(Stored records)
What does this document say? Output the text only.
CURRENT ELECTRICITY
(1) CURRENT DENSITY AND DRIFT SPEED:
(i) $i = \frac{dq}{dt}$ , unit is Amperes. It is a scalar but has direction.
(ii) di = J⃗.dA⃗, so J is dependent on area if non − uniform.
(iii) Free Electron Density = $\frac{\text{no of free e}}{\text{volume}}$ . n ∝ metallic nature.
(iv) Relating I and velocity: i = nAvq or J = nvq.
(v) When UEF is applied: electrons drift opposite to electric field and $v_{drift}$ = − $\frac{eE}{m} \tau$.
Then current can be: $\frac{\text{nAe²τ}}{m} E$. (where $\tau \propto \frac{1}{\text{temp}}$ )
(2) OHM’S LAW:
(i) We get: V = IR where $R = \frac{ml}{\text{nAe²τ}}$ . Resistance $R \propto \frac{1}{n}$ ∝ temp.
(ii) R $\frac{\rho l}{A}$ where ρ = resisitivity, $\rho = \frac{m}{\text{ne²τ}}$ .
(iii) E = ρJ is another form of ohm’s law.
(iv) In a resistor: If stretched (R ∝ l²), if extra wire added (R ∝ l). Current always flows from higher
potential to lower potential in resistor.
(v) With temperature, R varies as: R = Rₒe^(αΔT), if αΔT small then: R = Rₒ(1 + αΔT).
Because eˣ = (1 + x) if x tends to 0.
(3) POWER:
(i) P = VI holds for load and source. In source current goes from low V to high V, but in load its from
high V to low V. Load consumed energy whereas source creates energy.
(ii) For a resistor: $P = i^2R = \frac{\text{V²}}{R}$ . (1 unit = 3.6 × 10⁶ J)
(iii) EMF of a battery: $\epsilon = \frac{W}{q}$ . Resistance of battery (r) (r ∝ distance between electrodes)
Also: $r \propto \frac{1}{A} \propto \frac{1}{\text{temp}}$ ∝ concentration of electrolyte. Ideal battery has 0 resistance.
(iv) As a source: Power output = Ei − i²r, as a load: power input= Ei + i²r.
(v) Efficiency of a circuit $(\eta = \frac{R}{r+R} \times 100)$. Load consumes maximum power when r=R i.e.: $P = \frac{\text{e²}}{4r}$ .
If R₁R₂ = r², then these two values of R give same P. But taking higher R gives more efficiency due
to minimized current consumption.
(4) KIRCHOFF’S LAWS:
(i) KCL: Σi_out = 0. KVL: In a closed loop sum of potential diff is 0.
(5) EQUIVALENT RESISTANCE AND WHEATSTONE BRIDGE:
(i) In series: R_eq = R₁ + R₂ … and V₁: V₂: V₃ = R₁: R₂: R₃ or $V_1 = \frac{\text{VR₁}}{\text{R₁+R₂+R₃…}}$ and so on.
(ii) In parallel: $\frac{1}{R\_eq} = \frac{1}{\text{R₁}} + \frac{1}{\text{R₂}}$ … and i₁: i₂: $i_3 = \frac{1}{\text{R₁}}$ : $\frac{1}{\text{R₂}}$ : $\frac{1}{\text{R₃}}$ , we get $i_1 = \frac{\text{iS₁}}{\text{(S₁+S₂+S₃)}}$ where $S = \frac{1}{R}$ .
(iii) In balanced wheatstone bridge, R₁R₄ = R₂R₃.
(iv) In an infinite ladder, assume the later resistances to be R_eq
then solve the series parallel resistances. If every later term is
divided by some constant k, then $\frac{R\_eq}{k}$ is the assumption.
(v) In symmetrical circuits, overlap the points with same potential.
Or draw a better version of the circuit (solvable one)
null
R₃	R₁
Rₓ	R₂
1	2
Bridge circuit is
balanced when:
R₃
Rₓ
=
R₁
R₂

Aim
In the data above, how many lines contain the string "balanced"? Answer with the number only.

Output for this task
2